Records supplied >>
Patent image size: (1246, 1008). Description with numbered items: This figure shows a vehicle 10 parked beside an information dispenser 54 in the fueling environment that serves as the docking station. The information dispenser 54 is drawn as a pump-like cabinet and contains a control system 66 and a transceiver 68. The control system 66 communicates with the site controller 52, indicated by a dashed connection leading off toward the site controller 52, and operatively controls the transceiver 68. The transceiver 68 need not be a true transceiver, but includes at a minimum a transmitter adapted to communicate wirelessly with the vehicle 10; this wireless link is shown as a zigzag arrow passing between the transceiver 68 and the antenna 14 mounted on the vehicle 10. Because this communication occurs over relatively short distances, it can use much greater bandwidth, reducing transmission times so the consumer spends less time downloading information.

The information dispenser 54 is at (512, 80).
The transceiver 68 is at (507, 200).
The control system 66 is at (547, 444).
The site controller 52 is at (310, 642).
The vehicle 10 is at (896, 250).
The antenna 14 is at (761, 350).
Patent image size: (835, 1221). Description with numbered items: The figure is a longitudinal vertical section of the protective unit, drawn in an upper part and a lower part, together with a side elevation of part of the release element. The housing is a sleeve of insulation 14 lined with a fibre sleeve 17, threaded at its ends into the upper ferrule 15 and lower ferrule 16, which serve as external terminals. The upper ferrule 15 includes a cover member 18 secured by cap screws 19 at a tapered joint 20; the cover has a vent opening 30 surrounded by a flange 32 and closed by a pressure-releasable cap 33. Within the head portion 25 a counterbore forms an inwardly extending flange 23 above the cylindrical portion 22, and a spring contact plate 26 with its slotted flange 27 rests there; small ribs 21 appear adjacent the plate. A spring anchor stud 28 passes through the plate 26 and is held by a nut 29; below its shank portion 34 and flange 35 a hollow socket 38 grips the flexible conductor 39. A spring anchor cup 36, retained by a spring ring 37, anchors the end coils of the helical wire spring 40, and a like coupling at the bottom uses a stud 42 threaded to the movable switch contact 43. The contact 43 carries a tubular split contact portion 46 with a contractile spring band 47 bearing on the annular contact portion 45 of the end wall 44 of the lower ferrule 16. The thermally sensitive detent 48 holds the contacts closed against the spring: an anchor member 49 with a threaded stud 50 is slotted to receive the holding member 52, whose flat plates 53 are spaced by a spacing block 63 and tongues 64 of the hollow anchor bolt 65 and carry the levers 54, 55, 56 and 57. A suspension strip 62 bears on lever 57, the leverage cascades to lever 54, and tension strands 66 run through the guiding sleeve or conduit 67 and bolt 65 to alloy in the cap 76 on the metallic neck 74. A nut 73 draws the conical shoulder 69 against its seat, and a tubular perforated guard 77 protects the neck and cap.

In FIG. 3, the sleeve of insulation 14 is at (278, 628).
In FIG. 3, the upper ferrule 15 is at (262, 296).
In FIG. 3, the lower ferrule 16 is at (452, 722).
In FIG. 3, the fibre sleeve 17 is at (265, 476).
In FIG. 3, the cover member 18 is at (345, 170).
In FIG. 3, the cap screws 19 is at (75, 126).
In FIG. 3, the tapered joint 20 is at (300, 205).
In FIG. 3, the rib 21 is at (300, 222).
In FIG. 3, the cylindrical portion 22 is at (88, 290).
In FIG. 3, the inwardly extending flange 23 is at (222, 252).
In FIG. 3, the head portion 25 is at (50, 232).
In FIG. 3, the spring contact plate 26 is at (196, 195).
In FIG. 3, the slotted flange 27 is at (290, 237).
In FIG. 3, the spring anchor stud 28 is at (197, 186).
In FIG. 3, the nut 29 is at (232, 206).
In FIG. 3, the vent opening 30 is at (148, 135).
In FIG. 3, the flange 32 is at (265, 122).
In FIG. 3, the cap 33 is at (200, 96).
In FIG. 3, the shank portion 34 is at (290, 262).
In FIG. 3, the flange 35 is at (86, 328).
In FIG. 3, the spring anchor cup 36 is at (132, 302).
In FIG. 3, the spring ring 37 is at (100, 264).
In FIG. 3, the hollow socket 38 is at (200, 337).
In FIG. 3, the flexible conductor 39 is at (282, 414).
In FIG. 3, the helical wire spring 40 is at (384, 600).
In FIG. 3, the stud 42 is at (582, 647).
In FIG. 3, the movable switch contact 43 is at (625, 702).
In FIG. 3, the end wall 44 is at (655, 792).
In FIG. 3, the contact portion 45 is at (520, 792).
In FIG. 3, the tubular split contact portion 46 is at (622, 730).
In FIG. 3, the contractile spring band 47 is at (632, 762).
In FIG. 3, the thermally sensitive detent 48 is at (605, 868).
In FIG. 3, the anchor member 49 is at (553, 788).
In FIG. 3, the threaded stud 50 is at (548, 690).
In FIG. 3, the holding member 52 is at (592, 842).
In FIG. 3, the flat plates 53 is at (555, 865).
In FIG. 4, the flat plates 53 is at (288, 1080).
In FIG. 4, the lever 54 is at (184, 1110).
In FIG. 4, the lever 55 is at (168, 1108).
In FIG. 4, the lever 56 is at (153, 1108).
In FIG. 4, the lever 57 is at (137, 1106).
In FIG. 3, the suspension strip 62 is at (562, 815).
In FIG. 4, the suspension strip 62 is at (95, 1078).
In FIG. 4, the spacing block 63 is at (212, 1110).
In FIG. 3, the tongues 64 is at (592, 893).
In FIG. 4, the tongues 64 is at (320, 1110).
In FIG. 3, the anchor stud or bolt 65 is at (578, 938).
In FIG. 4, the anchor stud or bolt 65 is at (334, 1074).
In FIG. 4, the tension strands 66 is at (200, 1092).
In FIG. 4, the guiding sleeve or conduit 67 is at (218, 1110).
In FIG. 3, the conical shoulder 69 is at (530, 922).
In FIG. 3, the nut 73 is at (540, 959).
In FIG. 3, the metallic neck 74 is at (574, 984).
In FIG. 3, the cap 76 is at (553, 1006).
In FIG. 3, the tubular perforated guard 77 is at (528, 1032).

Exercise >>
Please list every line of the records above that contains the word "antenna", counting only matches with the same case.

Expected answer >>
Patent image size: (1246, 1008). Description with numbered items: This figure shows a vehicle 10 parked beside an information dispenser 54 in the fueling environment that serves as the docking station. The information dispenser 54 is drawn as a pump-like cabinet and contains a control system 66 and a transceiver 68. The control system 66 communicates with the site controller 52, indicated by a dashed connection leading off toward the site controller 52, and operatively controls the transceiver 68. The transceiver 68 need not be a true transceiver, but includes at a minimum a transmitter adapted to communicate wirelessly with the vehicle 10; this wireless link is shown as a zigzag arrow passing between the transceiver 68 and the antenna 14 mounted on the vehicle 10. Because this communication occurs over relatively short distances, it can use much greater bandwidth, reducing transmission times so the consumer spends less time downloading information.
The antenna 14 is at (761, 350).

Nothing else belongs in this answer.